> Task prompt:
Leave out the pictures and copy every record exactly.

[Recorded data]

☆ ☆ ☆ ☆

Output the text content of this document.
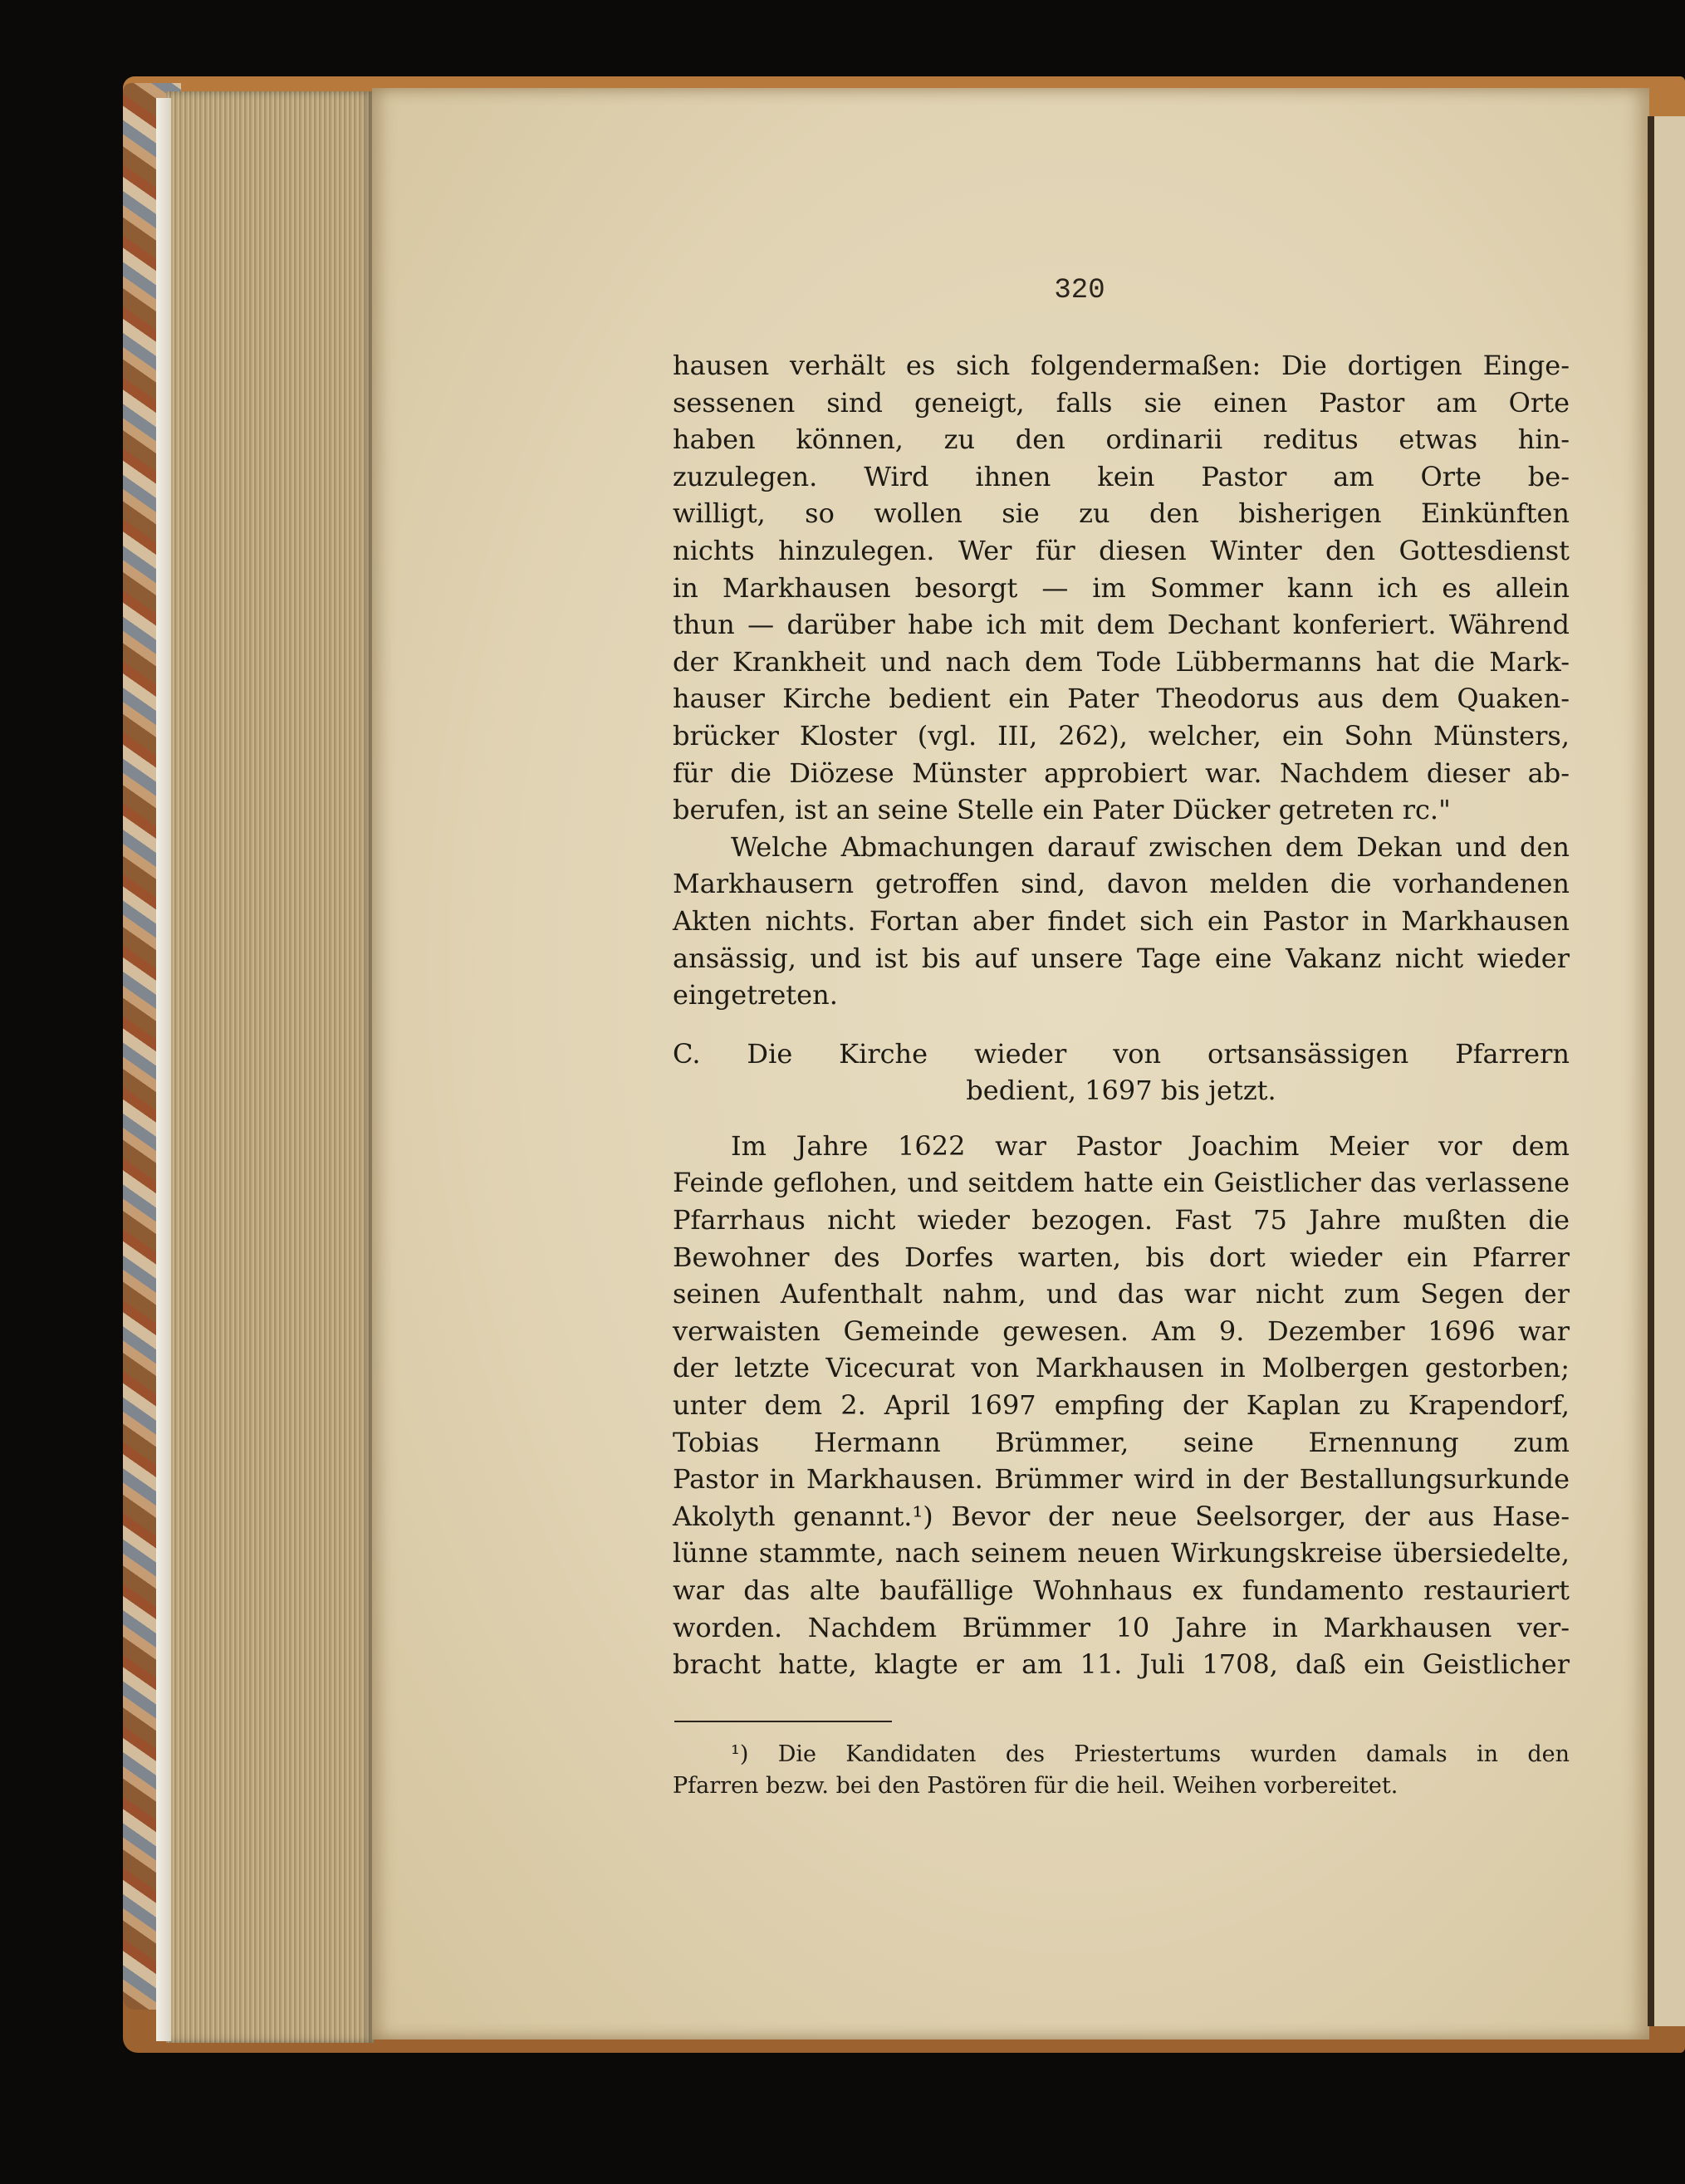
320
hausen verhält es sich folgendermaßen: Die dortigen Einge-
sessenen sind geneigt, falls sie einen Pastor am Orte
haben können, zu den ordinarii reditus etwas hin-
zuzulegen. Wird ihnen kein Pastor am Orte be-
willigt, so wollen sie zu den bisherigen Einkünften
nichts hinzulegen. Wer für diesen Winter den Gottesdienst
in Markhausen besorgt — im Sommer kann ich es allein
thun — darüber habe ich mit dem Dechant konferiert. Während
der Krankheit und nach dem Tode Lübbermanns hat die Mark-
hauser Kirche bedient ein Pater Theodorus aus dem Quaken-
brücker Kloster (vgl. III, 262), welcher, ein Sohn Münsters,
für die Diözese Münster approbiert war. Nachdem dieser ab-
berufen, ist an seine Stelle ein Pater Dücker getreten rc."
Welche Abmachungen darauf zwischen dem Dekan und den
Markhausern getroffen sind, davon melden die vorhandenen
Akten nichts. Fortan aber findet sich ein Pastor in Markhausen
ansässig, und ist bis auf unsere Tage eine Vakanz nicht wieder
eingetreten.
C. Die Kirche wieder von ortsansässigen Pfarrern
bedient, 1697 bis jetzt.
Im Jahre 1622 war Pastor Joachim Meier vor dem
Feinde geflohen, und seitdem hatte ein Geistlicher das verlassene
Pfarrhaus nicht wieder bezogen. Fast 75 Jahre mußten die
Bewohner des Dorfes warten, bis dort wieder ein Pfarrer
seinen Aufenthalt nahm, und das war nicht zum Segen der
verwaisten Gemeinde gewesen. Am 9. Dezember 1696 war
der letzte Vicecurat von Markhausen in Molbergen gestorben;
unter dem 2. April 1697 empfing der Kaplan zu Krapendorf,
Tobias Hermann Brümmer, seine Ernennung zum
Pastor in Markhausen. Brümmer wird in der Bestallungsurkunde
Akolyth genannt.¹) Bevor der neue Seelsorger, der aus Hase-
lünne stammte, nach seinem neuen Wirkungskreise übersiedelte,
war das alte baufällige Wohnhaus ex fundamento restauriert
worden. Nachdem Brümmer 10 Jahre in Markhausen ver-
bracht hatte, klagte er am 11. Juli 1708, daß ein Geistlicher
¹) Die Kandidaten des Priestertums wurden damals in den
Pfarren bezw. bei den Pastören für die heil. Weihen vorbereitet.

☆ ☆ ☆ ☆

> Solution to the exercise:
Output the text content of this document.
320
hausen verhält es sich folgendermaßen: Die dortigen Einge-
sessenen sind geneigt, falls sie einen Pastor am Orte
haben können, zu den ordinarii reditus etwas hin-
zuzulegen. Wird ihnen kein Pastor am Orte be-
willigt, so wollen sie zu den bisherigen Einkünften
nichts hinzulegen. Wer für diesen Winter den Gottesdienst
in Markhausen besorgt — im Sommer kann ich es allein
thun — darüber habe ich mit dem Dechant konferiert. Während
der Krankheit und nach dem Tode Lübbermanns hat die Mark-
hauser Kirche bedient ein Pater Theodorus aus dem Quaken-
brücker Kloster (vgl. III, 262), welcher, ein Sohn Münsters,
für die Diözese Münster approbiert war. Nachdem dieser ab-
berufen, ist an seine Stelle ein Pater Dücker getreten rc."
Welche Abmachungen darauf zwischen dem Dekan und den
Markhausern getroffen sind, davon melden die vorhandenen
Akten nichts. Fortan aber findet sich ein Pastor in Markhausen
ansässig, und ist bis auf unsere Tage eine Vakanz nicht wieder
eingetreten.
C. Die Kirche wieder von ortsansässigen Pfarrern
bedient, 1697 bis jetzt.
Im Jahre 1622 war Pastor Joachim Meier vor dem
Feinde geflohen, und seitdem hatte ein Geistlicher das verlassene
Pfarrhaus nicht wieder bezogen. Fast 75 Jahre mußten die
Bewohner des Dorfes warten, bis dort wieder ein Pfarrer
seinen Aufenthalt nahm, und das war nicht zum Segen der
verwaisten Gemeinde gewesen. Am 9. Dezember 1696 war
der letzte Vicecurat von Markhausen in Molbergen gestorben;
unter dem 2. April 1697 empfing der Kaplan zu Krapendorf,
Tobias Hermann Brümmer, seine Ernennung zum
Pastor in Markhausen. Brümmer wird in der Bestallungsurkunde
Akolyth genannt.¹) Bevor der neue Seelsorger, der aus Hase-
lünne stammte, nach seinem neuen Wirkungskreise übersiedelte,
war das alte baufällige Wohnhaus ex fundamento restauriert
worden. Nachdem Brümmer 10 Jahre in Markhausen ver-
bracht hatte, klagte er am 11. Juli 1708, daß ein Geistlicher
¹) Die Kandidaten des Priestertums wurden damals in den
Pfarren bezw. bei den Pastören für die heil. Weihen vorbereitet.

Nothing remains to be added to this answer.